→ **Source data**:
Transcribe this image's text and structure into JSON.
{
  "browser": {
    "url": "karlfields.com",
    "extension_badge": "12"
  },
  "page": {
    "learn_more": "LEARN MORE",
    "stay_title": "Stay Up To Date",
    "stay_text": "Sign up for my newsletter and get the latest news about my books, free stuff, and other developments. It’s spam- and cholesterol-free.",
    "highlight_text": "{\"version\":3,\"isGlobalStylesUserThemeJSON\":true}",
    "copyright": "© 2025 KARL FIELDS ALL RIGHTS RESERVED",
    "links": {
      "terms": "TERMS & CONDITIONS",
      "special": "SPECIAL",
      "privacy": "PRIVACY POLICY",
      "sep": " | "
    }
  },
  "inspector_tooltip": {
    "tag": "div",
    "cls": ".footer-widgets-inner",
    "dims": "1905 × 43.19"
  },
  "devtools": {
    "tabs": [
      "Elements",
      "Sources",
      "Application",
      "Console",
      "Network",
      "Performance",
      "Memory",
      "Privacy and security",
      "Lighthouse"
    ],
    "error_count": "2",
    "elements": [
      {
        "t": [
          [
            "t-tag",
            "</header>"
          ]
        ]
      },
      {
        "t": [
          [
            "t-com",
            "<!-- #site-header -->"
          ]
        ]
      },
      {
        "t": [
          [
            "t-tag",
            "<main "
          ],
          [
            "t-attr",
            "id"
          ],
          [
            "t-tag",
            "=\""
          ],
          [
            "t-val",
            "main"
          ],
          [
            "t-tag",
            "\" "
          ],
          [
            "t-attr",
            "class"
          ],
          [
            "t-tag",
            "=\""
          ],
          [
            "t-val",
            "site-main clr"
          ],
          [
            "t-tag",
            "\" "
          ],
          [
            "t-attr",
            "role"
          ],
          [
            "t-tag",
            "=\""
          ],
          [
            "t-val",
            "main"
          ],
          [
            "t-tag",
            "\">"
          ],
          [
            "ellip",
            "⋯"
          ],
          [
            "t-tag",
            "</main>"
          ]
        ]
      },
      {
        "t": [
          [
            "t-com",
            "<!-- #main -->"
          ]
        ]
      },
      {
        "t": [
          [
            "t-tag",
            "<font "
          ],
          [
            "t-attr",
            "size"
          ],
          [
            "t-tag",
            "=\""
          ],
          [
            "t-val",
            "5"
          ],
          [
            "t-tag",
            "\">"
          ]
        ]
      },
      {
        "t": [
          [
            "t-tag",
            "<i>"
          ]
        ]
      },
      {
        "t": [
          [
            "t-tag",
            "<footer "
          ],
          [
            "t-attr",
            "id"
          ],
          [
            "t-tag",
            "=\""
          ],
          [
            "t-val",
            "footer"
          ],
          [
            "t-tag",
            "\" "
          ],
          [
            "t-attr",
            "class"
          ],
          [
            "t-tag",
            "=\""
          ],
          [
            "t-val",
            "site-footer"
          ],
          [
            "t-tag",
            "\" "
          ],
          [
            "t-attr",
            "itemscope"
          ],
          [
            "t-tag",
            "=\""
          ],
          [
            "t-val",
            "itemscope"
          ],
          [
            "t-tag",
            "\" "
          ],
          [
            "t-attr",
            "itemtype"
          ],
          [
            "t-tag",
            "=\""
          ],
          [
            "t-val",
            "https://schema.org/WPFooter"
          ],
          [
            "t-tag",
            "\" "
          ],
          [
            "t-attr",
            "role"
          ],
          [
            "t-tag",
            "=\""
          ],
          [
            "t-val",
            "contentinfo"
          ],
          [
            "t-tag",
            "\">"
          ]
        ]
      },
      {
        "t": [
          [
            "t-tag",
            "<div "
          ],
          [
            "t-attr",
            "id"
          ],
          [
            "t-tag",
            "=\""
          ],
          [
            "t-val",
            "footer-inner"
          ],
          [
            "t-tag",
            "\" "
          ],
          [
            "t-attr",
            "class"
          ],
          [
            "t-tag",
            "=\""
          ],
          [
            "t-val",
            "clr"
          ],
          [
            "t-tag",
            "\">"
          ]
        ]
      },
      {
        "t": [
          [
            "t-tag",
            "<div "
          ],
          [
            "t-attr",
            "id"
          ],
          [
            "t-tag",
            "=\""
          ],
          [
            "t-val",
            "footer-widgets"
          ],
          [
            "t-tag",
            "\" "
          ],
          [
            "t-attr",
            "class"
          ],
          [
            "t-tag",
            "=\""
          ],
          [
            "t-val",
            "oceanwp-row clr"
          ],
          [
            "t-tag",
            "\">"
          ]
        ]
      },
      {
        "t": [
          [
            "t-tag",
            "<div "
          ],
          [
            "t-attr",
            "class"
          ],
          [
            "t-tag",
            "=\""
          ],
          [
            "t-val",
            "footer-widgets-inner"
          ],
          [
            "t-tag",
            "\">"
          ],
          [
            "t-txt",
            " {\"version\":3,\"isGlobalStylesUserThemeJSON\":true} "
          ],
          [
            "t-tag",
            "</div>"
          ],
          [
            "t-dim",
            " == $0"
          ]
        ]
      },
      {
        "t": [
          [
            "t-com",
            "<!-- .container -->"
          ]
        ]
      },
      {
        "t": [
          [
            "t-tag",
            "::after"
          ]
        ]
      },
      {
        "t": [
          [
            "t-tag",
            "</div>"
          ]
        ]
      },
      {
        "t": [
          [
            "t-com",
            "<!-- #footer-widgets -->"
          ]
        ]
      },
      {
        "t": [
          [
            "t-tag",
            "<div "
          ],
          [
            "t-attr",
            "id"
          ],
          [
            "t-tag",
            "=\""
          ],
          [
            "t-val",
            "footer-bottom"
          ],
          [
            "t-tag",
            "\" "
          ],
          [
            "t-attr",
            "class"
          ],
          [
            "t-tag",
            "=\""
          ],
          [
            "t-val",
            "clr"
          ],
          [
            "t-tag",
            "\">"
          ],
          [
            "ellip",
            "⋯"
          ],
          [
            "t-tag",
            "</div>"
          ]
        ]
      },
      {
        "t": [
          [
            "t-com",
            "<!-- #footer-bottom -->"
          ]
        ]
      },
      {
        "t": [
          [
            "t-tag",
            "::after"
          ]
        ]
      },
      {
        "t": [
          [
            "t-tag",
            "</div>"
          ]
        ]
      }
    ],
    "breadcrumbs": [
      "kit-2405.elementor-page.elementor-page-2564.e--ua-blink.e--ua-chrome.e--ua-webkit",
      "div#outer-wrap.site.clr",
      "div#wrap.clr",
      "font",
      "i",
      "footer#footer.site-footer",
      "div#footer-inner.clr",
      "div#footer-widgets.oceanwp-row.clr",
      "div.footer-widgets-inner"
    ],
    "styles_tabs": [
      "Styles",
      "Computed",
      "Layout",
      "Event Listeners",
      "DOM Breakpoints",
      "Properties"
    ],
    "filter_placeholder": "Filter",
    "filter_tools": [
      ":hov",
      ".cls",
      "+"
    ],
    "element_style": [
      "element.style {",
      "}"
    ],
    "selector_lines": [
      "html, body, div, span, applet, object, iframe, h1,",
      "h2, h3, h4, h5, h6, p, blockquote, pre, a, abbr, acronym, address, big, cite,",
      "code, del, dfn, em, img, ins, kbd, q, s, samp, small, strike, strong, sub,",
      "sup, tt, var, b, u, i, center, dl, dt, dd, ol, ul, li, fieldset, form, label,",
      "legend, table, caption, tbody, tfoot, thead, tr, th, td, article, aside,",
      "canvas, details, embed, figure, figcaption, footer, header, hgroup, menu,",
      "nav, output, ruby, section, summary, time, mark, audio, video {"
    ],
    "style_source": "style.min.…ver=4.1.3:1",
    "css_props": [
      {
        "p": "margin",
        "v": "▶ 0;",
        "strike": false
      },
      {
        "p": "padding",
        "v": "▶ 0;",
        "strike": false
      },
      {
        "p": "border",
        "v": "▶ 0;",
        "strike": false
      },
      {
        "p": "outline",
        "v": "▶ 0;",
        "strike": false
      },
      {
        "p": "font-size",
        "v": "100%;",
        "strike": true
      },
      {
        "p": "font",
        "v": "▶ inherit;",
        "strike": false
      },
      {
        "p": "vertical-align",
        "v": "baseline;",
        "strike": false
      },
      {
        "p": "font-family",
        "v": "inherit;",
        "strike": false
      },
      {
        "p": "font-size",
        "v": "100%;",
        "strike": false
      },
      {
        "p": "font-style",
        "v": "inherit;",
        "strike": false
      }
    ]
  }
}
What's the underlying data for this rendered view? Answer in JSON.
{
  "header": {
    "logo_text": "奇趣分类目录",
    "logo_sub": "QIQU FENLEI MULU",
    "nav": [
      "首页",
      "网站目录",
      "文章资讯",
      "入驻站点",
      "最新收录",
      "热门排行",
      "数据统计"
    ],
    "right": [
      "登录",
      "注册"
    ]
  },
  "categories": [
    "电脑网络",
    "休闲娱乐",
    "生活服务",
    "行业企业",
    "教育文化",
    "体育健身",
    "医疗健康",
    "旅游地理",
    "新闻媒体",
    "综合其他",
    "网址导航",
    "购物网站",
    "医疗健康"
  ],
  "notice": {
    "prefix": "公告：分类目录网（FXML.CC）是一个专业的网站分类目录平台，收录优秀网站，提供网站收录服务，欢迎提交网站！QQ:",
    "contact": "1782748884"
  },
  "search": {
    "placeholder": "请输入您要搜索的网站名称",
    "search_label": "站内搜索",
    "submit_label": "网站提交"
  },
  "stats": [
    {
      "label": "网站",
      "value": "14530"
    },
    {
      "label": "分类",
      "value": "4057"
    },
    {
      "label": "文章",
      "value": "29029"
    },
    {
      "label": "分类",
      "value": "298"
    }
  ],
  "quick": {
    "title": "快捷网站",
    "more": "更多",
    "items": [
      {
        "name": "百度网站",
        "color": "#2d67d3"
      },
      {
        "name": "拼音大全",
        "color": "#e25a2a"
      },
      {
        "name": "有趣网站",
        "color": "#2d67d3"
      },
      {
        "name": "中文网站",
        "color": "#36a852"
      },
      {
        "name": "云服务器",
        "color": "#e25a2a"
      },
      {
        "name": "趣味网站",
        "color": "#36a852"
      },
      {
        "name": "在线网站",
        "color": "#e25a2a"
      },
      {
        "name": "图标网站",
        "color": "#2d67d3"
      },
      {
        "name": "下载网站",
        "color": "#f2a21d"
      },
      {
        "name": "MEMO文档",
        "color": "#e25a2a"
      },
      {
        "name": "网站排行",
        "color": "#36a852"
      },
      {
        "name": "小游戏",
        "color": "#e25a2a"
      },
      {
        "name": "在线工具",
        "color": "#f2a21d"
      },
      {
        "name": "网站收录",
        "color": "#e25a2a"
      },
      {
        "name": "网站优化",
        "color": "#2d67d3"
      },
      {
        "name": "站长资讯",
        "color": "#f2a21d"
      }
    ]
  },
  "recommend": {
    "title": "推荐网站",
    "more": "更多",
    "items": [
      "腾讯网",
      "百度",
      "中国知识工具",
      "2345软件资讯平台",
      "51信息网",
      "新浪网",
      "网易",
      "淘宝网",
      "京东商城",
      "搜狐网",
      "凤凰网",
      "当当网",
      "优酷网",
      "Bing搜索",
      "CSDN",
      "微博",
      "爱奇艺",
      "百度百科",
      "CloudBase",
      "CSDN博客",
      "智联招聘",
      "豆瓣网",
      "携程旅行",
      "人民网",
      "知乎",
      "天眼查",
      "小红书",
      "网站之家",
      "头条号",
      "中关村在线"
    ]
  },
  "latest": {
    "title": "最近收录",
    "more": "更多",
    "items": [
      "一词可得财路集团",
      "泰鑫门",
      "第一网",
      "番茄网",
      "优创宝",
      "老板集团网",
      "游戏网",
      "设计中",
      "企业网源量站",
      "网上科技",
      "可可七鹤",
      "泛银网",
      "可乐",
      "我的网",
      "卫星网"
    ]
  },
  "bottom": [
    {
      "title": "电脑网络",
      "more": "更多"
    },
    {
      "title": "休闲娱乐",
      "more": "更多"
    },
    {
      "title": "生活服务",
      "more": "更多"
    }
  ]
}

→ **Given instruction**: Pick out, from the lines above, every one that contains the string "latest".

→ **Response to the exercise**:
    "stay_text": "Sign up for my newsletter and get the latest news about my books, free stuff, and other developments. It’s spam- and cholesterol-free.",
  "latest": {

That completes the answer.